TASK STATEMENT
Your task is to repeat, word for word, the line containing "Serialize everything readable" and all lines that follow it to the end of the material, and no other lines.

####################

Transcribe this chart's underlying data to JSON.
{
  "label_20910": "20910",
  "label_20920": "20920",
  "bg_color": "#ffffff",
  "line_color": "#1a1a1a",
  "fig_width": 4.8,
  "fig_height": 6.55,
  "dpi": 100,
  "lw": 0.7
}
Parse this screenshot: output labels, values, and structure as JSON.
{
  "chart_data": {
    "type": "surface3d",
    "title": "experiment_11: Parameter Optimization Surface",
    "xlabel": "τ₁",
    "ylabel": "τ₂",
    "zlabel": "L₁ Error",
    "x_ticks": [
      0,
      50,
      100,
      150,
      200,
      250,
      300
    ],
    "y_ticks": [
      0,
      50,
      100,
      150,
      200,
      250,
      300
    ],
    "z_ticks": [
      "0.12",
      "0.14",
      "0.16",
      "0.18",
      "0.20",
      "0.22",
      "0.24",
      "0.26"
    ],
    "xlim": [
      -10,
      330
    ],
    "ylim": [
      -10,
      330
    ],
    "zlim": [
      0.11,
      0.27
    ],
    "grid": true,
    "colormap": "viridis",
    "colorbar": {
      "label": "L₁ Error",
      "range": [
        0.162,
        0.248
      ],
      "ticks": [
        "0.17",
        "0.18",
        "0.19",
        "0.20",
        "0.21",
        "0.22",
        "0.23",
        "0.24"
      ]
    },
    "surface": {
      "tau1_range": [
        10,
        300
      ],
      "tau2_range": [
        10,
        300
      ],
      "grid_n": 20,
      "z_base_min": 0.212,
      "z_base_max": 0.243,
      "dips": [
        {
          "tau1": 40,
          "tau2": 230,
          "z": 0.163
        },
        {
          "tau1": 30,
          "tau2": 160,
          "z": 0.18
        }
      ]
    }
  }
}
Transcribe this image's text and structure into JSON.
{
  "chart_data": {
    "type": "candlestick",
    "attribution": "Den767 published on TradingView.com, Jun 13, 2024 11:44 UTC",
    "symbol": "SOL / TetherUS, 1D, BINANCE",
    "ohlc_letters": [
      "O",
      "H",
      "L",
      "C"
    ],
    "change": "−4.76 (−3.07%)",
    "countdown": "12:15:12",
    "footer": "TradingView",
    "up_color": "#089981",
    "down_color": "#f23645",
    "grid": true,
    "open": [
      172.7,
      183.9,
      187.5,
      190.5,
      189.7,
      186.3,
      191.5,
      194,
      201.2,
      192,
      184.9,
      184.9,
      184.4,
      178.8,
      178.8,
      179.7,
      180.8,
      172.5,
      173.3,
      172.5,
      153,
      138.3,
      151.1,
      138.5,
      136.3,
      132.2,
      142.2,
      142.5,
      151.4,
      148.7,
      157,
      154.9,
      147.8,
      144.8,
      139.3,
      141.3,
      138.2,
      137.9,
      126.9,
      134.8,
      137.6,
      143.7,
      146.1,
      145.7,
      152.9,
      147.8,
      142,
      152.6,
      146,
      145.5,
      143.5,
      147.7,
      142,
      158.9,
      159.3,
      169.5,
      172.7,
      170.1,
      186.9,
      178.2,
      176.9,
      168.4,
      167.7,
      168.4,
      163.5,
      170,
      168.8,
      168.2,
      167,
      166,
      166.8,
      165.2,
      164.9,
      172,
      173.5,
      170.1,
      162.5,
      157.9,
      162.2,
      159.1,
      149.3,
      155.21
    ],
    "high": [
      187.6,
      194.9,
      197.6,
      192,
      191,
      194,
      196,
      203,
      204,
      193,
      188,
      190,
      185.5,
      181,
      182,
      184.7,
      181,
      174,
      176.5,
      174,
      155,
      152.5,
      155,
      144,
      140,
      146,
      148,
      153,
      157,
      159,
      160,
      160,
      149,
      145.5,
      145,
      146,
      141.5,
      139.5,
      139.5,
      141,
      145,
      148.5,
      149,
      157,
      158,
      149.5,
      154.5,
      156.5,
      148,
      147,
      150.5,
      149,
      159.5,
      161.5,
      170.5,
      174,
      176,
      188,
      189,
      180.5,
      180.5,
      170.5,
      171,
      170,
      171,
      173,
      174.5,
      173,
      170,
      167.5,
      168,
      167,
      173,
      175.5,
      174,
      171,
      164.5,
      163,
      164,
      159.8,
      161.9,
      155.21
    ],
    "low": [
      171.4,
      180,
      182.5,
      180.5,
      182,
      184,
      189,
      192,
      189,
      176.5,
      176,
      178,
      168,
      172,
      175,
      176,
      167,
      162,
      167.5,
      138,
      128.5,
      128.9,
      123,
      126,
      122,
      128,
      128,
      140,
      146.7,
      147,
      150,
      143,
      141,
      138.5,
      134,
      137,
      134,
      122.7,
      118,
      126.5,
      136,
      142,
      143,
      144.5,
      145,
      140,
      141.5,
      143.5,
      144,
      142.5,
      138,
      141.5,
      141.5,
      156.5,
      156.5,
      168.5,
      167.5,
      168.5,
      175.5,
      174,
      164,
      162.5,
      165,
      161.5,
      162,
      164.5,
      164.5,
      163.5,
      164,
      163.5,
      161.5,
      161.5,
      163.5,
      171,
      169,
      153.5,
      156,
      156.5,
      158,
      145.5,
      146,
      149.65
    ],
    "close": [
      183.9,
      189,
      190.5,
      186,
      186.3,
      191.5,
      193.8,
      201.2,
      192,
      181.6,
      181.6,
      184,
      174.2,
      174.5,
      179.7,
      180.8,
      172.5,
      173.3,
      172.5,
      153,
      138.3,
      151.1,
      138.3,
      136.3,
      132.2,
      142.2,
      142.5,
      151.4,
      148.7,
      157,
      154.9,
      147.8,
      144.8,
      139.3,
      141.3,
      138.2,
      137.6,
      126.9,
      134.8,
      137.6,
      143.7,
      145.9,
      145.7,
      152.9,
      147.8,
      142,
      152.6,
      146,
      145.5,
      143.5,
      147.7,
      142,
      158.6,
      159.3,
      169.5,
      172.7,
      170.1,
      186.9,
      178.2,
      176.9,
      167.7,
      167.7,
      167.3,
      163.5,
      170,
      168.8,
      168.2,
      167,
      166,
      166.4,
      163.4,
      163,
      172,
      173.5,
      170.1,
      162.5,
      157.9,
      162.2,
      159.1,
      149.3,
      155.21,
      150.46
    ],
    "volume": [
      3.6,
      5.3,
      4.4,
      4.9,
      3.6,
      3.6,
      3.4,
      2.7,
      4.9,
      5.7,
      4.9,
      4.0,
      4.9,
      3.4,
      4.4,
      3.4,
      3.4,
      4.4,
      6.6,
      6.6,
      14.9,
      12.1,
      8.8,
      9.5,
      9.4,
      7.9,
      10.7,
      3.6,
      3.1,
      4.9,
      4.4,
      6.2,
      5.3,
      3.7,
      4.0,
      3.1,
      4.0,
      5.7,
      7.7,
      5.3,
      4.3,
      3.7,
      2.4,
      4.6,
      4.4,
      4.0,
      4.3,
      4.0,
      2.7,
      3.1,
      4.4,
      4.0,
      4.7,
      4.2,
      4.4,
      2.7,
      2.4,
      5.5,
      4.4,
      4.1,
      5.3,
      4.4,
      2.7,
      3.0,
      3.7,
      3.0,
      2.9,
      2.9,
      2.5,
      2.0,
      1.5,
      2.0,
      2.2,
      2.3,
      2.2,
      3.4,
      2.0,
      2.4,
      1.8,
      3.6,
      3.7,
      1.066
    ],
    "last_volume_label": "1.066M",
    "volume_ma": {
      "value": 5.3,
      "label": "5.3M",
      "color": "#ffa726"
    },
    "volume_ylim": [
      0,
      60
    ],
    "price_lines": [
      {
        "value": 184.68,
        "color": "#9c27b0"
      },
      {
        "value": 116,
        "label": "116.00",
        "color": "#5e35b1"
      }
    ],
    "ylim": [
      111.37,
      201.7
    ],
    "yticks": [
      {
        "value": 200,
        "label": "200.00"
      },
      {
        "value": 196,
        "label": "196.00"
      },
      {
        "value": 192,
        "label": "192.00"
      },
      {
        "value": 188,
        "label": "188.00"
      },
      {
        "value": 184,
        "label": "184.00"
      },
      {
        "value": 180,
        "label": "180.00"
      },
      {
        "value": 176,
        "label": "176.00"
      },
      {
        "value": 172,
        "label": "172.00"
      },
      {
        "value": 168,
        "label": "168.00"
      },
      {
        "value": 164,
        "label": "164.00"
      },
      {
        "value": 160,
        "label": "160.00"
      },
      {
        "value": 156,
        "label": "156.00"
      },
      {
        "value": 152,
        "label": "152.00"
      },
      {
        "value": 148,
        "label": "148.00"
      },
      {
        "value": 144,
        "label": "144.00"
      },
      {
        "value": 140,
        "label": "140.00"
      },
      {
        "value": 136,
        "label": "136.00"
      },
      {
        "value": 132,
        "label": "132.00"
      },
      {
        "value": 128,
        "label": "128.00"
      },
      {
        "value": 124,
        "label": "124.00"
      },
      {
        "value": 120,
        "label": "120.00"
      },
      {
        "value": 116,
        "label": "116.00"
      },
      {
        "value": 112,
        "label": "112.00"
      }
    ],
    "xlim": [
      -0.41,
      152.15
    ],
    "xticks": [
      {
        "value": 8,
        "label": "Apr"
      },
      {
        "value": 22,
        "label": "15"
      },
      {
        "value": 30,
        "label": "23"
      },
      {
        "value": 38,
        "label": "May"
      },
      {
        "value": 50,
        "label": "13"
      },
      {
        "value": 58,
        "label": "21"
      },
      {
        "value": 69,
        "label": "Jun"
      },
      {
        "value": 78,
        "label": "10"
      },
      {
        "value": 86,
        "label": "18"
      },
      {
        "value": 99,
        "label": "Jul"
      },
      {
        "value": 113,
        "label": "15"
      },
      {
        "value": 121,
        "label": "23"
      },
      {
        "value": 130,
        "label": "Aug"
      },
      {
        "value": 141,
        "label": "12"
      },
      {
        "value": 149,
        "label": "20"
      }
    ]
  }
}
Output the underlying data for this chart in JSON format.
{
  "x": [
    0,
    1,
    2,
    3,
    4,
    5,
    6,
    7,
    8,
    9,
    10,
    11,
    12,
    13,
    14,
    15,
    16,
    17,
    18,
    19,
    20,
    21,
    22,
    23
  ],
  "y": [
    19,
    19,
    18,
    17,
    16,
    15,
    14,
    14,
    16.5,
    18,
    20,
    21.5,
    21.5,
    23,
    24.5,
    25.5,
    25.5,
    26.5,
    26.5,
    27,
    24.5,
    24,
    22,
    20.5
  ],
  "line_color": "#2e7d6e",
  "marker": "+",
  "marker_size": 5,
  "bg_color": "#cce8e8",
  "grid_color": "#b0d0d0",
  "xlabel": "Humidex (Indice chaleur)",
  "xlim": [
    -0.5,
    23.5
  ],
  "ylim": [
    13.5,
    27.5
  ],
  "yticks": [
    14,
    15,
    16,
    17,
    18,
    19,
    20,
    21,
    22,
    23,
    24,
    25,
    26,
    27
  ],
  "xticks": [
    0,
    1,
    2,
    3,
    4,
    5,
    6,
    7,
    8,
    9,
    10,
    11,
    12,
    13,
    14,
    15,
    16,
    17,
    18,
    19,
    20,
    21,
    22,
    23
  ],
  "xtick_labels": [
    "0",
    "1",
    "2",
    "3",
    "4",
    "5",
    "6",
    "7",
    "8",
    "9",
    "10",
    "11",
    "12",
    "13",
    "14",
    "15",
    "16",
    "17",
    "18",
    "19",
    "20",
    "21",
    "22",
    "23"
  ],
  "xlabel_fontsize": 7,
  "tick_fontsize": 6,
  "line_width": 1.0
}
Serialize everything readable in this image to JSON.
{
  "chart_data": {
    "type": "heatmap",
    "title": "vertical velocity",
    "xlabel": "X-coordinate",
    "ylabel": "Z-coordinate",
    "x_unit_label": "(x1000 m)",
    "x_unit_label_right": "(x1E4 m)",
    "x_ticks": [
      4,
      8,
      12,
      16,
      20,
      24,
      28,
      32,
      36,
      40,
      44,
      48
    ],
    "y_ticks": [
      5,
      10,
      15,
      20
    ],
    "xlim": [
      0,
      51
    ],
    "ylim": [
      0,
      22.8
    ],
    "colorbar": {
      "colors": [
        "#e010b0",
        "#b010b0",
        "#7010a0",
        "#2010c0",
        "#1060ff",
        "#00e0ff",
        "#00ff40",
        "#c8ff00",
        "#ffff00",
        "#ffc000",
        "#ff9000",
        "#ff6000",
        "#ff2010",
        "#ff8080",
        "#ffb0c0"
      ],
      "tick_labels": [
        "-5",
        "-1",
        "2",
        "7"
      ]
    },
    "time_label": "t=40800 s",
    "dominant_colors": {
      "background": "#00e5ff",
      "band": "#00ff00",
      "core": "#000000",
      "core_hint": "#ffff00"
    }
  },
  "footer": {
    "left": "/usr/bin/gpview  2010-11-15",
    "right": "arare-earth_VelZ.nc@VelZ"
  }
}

####################

SOLVED EXERCISE
Serialize everything readable in this image to JSON.
{
  "chart_data": {
    "type": "heatmap",
    "title": "vertical velocity",
    "xlabel": "X-coordinate",
    "ylabel": "Z-coordinate",
    "x_unit_label": "(x1000 m)",
    "x_unit_label_right": "(x1E4 m)",
    "x_ticks": [
      4,
      8,
      12,
      16,
      20,
      24,
      28,
      32,
      36,
      40,
      44,
      48
    ],
    "y_ticks": [
      5,
      10,
      15,
      20
    ],
    "xlim": [
      0,
      51
    ],
    "ylim": [
      0,
      22.8
    ],
    "colorbar": {
      "colors": [
        "#e010b0",
        "#b010b0",
        "#7010a0",
        "#2010c0",
        "#1060ff",
        "#00e0ff",
        "#00ff40",
        "#c8ff00",
        "#ffff00",
        "#ffc000",
        "#ff9000",
        "#ff6000",
        "#ff2010",
        "#ff8080",
        "#ffb0c0"
      ],
      "tick_labels": [
        "-5",
        "-1",
        "2",
        "7"
      ]
    },
    "time_label": "t=40800 s",
    "dominant_colors": {
      "background": "#00e5ff",
      "band": "#00ff00",
      "core": "#000000",
      "core_hint": "#ffff00"
    }
  },
  "footer": {
    "left": "/usr/bin/gpview  2010-11-15",
    "right": "arare-earth_VelZ.nc@VelZ"
  }
}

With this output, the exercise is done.